[begin Available data]

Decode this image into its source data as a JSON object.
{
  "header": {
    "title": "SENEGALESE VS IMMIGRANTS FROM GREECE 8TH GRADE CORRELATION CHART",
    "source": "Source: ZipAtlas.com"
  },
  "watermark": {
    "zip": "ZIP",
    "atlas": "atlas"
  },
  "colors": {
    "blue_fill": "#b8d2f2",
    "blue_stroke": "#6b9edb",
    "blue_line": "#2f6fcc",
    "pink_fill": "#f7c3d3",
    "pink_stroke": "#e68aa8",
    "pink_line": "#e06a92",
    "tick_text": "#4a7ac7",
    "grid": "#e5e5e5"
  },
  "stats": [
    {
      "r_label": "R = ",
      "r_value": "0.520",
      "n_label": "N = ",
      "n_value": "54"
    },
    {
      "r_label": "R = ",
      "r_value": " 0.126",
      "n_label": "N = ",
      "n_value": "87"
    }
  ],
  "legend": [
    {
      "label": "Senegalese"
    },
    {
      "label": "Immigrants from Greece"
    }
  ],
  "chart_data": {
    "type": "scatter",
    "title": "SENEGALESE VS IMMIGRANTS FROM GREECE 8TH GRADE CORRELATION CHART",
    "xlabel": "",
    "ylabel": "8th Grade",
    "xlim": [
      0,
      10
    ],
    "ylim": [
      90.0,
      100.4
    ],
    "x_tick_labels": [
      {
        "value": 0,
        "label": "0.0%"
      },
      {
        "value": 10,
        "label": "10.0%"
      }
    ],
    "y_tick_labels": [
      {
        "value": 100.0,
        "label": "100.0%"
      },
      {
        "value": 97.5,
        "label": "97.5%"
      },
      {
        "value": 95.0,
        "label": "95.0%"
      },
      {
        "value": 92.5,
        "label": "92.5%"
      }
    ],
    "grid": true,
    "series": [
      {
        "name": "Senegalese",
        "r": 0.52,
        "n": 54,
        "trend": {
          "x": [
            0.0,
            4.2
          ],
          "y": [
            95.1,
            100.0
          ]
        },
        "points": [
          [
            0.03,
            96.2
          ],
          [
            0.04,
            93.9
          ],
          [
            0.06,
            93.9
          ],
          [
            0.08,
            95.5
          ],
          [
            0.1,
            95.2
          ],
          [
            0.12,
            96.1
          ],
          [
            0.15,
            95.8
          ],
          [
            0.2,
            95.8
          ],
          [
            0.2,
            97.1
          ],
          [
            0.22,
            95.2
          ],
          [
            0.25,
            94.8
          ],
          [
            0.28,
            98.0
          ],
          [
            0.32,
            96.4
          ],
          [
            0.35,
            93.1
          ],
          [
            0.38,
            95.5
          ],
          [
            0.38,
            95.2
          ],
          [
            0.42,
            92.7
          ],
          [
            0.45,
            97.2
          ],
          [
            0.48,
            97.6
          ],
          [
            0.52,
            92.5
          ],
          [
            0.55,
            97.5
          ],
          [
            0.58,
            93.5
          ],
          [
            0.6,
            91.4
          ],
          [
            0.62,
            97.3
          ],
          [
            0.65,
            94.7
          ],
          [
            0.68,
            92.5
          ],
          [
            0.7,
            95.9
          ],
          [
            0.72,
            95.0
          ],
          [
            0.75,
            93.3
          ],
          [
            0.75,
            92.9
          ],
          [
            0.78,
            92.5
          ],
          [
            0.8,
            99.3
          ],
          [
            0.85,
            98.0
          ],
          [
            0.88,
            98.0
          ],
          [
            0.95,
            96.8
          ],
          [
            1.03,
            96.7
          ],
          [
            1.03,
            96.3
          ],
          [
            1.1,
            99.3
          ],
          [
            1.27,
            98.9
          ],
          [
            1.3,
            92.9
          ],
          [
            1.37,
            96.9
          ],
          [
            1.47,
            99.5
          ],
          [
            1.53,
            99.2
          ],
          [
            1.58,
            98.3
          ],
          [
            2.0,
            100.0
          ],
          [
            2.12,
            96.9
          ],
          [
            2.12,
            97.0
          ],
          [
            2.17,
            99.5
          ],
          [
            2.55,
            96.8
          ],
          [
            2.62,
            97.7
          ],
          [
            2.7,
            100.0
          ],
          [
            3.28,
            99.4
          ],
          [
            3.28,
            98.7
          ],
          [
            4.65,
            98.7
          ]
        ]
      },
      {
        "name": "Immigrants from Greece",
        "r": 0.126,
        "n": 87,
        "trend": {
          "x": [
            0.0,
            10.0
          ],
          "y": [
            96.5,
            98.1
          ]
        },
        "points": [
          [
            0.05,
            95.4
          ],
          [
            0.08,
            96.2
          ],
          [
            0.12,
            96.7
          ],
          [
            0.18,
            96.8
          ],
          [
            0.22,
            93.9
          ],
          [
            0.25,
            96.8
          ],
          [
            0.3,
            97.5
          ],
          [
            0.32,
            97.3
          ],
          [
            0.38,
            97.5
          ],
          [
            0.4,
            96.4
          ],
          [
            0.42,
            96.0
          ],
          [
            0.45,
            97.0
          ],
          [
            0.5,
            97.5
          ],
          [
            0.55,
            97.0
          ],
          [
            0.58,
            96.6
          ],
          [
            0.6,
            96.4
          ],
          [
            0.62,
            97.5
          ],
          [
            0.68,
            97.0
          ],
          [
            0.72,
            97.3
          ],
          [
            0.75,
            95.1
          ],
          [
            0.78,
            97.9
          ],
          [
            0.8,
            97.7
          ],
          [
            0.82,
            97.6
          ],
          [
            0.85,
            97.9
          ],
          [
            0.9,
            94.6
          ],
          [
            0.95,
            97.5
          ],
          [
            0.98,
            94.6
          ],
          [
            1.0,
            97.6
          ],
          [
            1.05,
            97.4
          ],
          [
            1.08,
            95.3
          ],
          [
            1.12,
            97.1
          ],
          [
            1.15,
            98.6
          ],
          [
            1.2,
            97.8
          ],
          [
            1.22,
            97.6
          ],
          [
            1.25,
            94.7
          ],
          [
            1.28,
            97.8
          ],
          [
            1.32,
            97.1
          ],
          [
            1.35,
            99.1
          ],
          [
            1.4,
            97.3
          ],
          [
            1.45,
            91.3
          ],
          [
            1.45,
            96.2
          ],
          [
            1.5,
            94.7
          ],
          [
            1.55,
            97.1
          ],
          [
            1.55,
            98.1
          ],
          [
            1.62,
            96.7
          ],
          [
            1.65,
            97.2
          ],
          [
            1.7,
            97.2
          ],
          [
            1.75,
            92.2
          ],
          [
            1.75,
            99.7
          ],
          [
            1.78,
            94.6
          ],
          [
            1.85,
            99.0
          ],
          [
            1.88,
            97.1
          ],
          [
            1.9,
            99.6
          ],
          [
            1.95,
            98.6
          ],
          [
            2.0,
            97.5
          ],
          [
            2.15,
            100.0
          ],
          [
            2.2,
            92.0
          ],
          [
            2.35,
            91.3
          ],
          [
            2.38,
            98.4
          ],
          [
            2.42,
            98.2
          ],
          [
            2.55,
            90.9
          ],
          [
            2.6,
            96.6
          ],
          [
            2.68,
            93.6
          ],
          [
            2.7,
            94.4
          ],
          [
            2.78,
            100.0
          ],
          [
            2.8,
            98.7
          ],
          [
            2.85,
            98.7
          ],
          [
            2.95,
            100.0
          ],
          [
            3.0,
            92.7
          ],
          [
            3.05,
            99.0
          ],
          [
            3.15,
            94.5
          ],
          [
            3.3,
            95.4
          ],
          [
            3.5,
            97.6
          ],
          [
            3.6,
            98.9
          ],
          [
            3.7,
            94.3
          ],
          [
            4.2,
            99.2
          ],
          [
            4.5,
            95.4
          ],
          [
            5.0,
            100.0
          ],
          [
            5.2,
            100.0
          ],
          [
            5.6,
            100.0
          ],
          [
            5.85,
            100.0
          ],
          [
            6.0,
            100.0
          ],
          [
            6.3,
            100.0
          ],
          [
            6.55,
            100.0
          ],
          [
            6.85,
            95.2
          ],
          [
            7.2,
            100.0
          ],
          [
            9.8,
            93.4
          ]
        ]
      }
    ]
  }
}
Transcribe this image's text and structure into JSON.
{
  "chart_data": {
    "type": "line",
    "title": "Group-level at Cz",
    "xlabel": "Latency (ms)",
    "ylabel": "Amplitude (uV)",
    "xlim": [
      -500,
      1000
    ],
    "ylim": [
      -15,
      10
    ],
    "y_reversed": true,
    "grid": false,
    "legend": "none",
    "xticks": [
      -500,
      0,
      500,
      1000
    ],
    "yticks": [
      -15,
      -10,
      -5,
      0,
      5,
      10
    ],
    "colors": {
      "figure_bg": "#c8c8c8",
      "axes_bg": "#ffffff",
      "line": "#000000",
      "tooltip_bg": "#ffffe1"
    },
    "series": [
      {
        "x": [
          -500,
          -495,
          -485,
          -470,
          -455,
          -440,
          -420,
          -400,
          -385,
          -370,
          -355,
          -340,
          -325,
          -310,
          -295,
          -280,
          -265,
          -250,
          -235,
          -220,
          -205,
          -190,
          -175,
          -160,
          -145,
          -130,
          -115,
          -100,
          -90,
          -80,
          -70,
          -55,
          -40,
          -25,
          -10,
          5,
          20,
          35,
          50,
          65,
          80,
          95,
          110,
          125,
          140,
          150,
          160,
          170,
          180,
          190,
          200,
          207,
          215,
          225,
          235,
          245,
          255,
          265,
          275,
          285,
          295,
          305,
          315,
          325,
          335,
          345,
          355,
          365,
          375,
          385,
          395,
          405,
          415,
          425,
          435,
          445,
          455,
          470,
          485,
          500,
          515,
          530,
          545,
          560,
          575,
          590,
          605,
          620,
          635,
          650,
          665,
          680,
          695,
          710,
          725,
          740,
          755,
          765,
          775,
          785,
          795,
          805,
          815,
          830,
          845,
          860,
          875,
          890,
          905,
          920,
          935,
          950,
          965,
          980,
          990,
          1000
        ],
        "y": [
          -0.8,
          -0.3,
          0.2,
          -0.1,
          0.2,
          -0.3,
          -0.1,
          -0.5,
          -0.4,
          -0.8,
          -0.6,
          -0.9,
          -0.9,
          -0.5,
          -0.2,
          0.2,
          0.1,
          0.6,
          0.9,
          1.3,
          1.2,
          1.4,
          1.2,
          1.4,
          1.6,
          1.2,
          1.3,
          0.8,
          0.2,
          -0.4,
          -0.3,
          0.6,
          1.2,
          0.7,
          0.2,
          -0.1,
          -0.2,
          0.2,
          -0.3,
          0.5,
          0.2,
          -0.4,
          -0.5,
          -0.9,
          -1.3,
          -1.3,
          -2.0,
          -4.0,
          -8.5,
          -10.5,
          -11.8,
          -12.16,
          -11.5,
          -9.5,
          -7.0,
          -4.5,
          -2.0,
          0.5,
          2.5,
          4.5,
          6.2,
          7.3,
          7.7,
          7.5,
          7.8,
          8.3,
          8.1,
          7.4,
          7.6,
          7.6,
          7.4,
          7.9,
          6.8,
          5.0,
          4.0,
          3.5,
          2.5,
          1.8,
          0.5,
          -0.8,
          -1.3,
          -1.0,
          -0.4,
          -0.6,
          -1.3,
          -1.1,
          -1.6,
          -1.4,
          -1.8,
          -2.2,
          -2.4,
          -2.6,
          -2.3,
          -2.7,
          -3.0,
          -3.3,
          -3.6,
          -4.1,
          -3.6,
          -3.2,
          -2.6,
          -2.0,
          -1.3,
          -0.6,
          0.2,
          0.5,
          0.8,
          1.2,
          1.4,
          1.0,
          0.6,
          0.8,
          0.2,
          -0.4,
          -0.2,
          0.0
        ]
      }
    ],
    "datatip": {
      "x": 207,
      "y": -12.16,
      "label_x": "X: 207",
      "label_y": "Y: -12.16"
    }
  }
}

[end Available data]

> Work required
Sift through the entries and copy every line with "into".

> Answer
Decode this image into its source data as a JSON object.
Transcribe this image's text and structure into JSON.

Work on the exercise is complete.